◆ Your objective
Filter the listing below, copying every line in which the word "this" appears.

◆ Data excerpts

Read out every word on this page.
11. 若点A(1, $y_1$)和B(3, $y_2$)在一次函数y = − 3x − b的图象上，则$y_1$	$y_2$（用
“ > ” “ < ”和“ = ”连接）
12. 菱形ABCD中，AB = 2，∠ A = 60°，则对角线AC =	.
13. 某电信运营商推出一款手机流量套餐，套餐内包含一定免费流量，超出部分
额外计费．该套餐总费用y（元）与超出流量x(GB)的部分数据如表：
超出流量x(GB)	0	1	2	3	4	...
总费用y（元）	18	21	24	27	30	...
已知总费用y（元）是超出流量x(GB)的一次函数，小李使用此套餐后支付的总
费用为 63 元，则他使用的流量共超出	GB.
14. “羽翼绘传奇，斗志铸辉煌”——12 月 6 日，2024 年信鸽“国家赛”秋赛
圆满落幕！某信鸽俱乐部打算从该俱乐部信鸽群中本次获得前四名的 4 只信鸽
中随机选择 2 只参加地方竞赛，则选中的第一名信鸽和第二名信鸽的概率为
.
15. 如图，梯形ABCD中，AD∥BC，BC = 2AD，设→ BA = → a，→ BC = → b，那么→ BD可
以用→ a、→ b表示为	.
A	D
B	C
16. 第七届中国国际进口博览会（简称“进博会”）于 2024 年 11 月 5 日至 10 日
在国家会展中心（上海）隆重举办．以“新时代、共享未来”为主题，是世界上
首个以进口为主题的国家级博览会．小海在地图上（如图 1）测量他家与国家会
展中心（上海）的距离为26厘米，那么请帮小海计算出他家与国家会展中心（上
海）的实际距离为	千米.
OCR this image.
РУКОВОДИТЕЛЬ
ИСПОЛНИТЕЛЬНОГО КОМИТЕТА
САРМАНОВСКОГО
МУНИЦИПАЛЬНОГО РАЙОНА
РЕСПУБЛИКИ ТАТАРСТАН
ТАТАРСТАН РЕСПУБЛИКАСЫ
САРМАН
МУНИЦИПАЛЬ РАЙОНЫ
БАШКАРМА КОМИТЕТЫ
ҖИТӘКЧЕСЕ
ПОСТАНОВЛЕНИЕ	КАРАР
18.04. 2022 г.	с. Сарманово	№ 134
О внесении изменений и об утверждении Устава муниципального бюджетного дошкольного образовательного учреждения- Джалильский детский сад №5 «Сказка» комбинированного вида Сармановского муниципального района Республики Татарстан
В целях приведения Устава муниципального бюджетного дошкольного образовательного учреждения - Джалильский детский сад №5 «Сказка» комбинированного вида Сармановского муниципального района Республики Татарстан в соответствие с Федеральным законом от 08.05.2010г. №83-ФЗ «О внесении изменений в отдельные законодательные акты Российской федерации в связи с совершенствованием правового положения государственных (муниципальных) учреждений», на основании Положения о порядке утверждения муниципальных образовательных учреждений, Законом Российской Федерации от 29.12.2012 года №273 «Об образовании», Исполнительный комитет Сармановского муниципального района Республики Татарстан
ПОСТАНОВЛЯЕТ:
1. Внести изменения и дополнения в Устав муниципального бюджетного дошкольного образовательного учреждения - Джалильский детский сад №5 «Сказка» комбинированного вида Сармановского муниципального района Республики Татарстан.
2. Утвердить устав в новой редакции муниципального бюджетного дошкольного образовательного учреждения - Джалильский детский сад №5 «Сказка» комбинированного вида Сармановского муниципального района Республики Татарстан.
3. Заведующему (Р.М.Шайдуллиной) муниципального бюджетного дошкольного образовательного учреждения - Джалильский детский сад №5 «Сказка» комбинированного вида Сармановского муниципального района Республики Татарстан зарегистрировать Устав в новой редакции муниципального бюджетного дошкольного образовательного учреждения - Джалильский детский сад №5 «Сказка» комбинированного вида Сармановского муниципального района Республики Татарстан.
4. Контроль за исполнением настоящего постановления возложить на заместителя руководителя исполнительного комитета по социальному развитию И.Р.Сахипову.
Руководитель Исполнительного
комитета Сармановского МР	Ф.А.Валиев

◆ Response below
Read out every word on this page.
OCR this image.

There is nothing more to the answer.